[THE DATA]:
# # # #

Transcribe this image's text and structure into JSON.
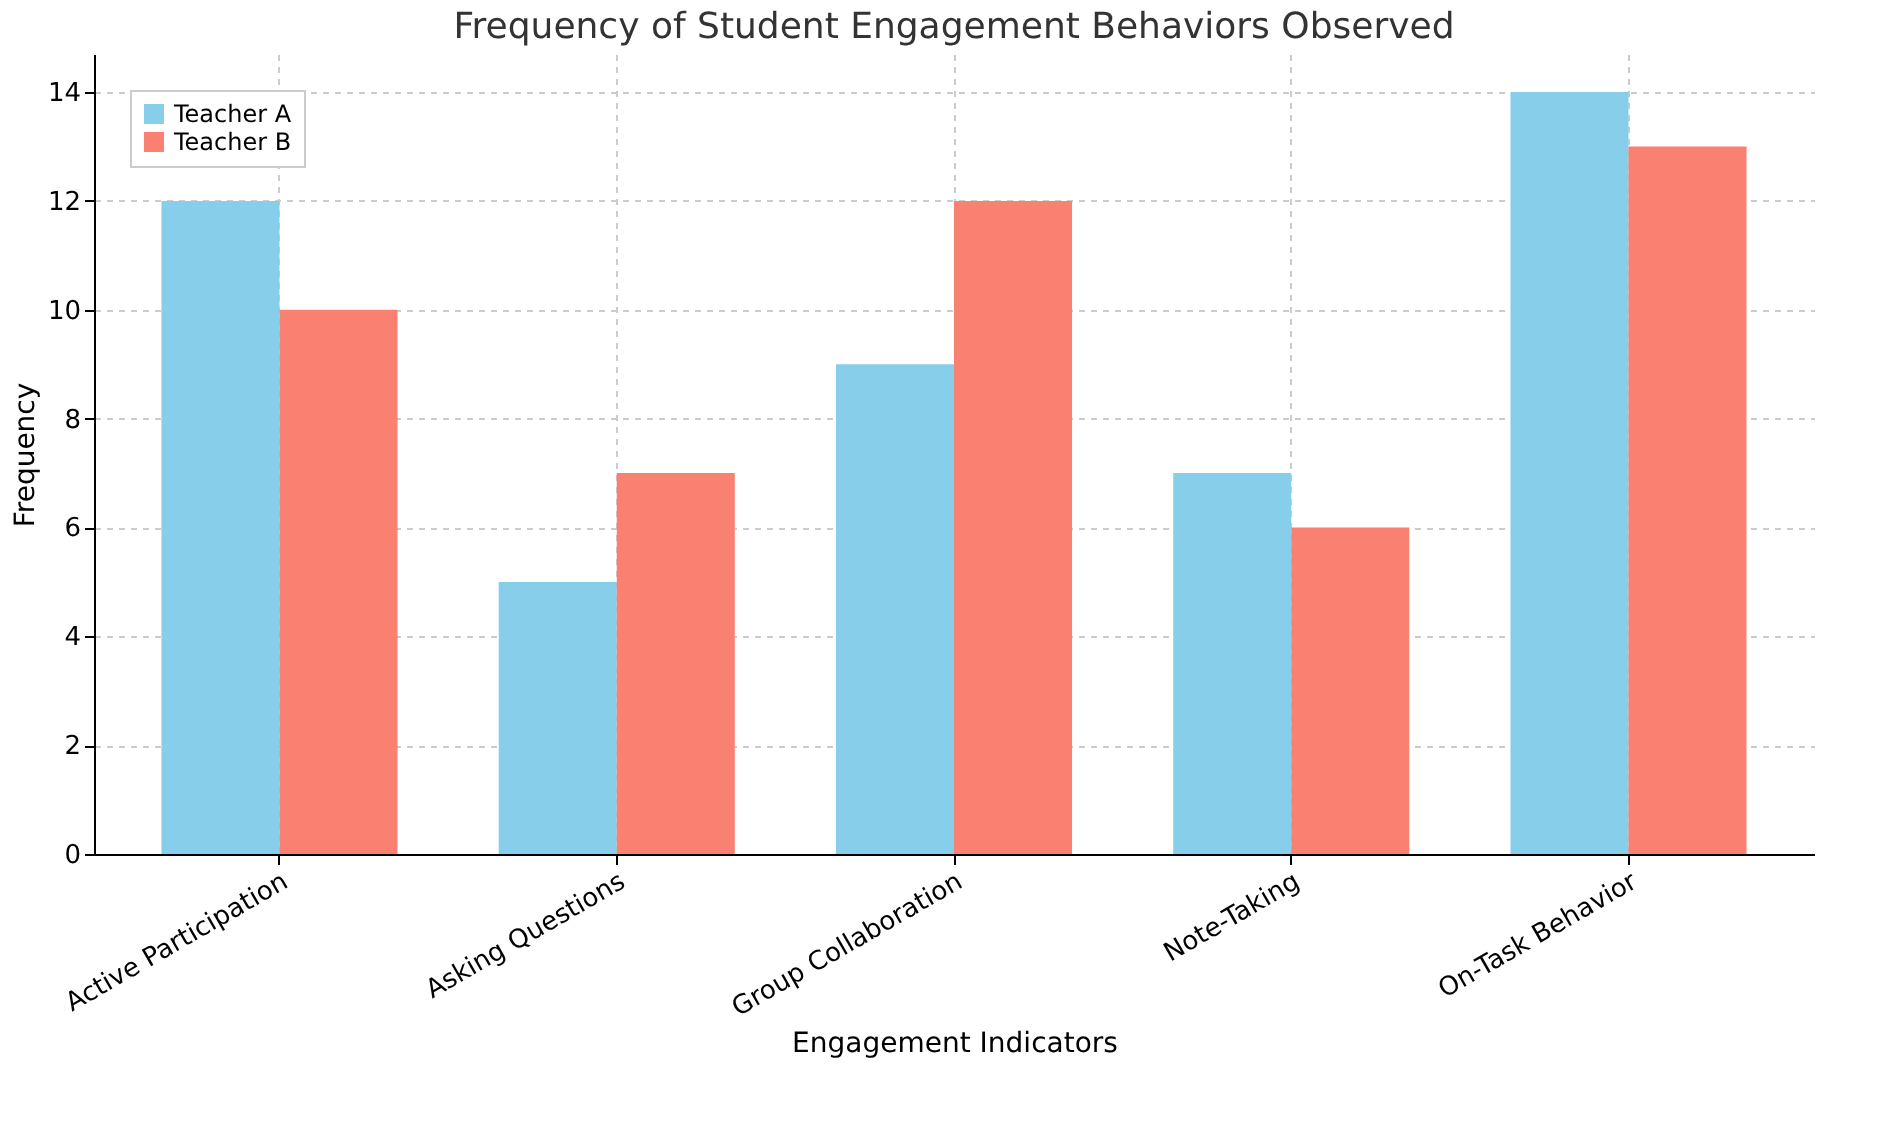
{
  "chart_data": {
    "type": "bar",
    "title": "Frequency of Student Engagement Behaviors Observed",
    "xlabel": "Engagement Indicators",
    "ylabel": "Frequency",
    "categories": [
      "Active Participation",
      "Asking Questions",
      "Group Collaboration",
      "Note-Taking",
      "On-Task Behavior"
    ],
    "series": [
      {
        "name": "Teacher A",
        "color": "#87ceeb",
        "values": [
          12,
          5,
          9,
          7,
          14
        ]
      },
      {
        "name": "Teacher B",
        "color": "#fa8072",
        "values": [
          10,
          7,
          12,
          6,
          13
        ]
      }
    ],
    "ylim": [
      0,
      14.7
    ],
    "yticks": [
      0,
      2,
      4,
      6,
      8,
      10,
      12,
      14
    ],
    "grid": true,
    "legend": "top left"
  }
}
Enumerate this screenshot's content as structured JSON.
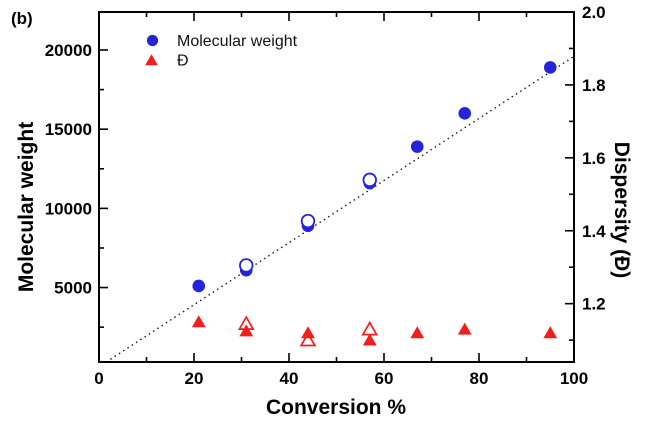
{
  "chart_data": {
    "type": "scatter",
    "panel_label": "(b)",
    "title": "",
    "xlabel": "Conversion %",
    "ylabel_left": "Molecular weight",
    "ylabel_right": "Dispersity (Đ)",
    "grid": false,
    "background": "#ffffff",
    "axis_color": "#000000",
    "xlim": [
      0,
      100
    ],
    "x_major_ticks": [
      0,
      20,
      40,
      60,
      80,
      100
    ],
    "x_minor_ticks": [
      10,
      30,
      50,
      70,
      90
    ],
    "ylim_left": [
      300,
      22400
    ],
    "y_left_major_ticks": [
      5000,
      10000,
      15000,
      20000
    ],
    "y_left_minor_ticks": [
      2500,
      7500,
      12500,
      17500
    ],
    "ylim_right": [
      1.04,
      2.0
    ],
    "y_right_major_ticks": [
      1.2,
      1.4,
      1.6,
      1.8,
      2.0
    ],
    "y_right_minor_ticks": [
      1.1,
      1.3,
      1.5,
      1.7,
      1.9
    ],
    "series": [
      {
        "name": "Molecular weight (filled circles)",
        "axis": "left",
        "marker": "circle",
        "fill": "filled",
        "color": "#2424db",
        "points": [
          [
            21,
            5100
          ],
          [
            31,
            6100
          ],
          [
            44,
            8900
          ],
          [
            57,
            11600
          ],
          [
            67,
            13900
          ],
          [
            77,
            16000
          ],
          [
            95,
            18900
          ]
        ]
      },
      {
        "name": "Molecular weight (open circles)",
        "axis": "left",
        "marker": "circle",
        "fill": "open",
        "color": "#2424db",
        "points": [
          [
            31,
            6400
          ],
          [
            44,
            9200
          ],
          [
            57,
            11800
          ]
        ]
      },
      {
        "name": "Dispersity (open triangles)",
        "axis": "right",
        "marker": "triangle",
        "fill": "open",
        "color": "#f21d1d",
        "points": [
          [
            31,
            1.145
          ],
          [
            44,
            1.1
          ],
          [
            57,
            1.13
          ]
        ]
      },
      {
        "name": "Dispersity (filled triangles)",
        "axis": "right",
        "marker": "triangle",
        "fill": "filled",
        "color": "#f21d1d",
        "points": [
          [
            21,
            1.15
          ],
          [
            31,
            1.125
          ],
          [
            44,
            1.12
          ],
          [
            57,
            1.1
          ],
          [
            67,
            1.12
          ],
          [
            77,
            1.13
          ],
          [
            95,
            1.12
          ]
        ]
      }
    ],
    "trendline": {
      "name": "theoretical molecular weight line",
      "style": "dotted",
      "color": "#1a1a1a",
      "axis": "left",
      "from": [
        1.5,
        290
      ],
      "to": [
        100,
        19600
      ]
    },
    "legend": {
      "position": "top-left-inside",
      "entries": [
        {
          "label": "Molecular weight",
          "marker": "circle",
          "color": "#2424db"
        },
        {
          "label": "Đ",
          "marker": "triangle",
          "color": "#f21d1d"
        }
      ]
    }
  }
}
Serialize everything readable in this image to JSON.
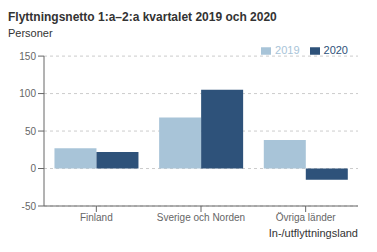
{
  "chart_data": {
    "type": "bar",
    "title": "Flyttningsnetto 1:a–2:a kvartalet 2019 och 2020",
    "ylabel": "Personer",
    "xlabel": "In-/utflyttningsland",
    "categories": [
      "Finland",
      "Sverige och Norden",
      "Övriga länder"
    ],
    "series": [
      {
        "name": "2019",
        "color": "#a8c4d8",
        "values": [
          27,
          68,
          38
        ]
      },
      {
        "name": "2020",
        "color": "#2e527a",
        "values": [
          22,
          105,
          -15
        ]
      }
    ],
    "ylim": [
      -50,
      150
    ],
    "yticks": [
      -50,
      0,
      50,
      100,
      150
    ],
    "grid": true,
    "legend": "upper right"
  }
}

# # # #

[JOB]: Can you quote exactly, and only, the lines from the one containing "Serialize everything readable" through the last line of the records above, keeping both ends and leaving out any pictures?

[SOLUTION TO THE EXERCISE]:
Serialize everything readable in this image to JSON.
{
  "chart_data": {
    "type": "bar",
    "title": "Flyttningsnetto 1:a–2:a kvartalet 2019 och 2020",
    "ylabel": "Personer",
    "xlabel": "In-/utflyttningsland",
    "categories": [
      "Finland",
      "Sverige och Norden",
      "Övriga länder"
    ],
    "series": [
      {
        "name": "2019",
        "color": "#a8c4d8",
        "values": [
          27,
          68,
          38
        ]
      },
      {
        "name": "2020",
        "color": "#2e527a",
        "values": [
          22,
          105,
          -15
        ]
      }
    ],
    "ylim": [
      -50,
      150
    ],
    "yticks": [
      -50,
      0,
      50,
      100,
      150
    ],
    "grid": true,
    "legend": "upper right"
  }
}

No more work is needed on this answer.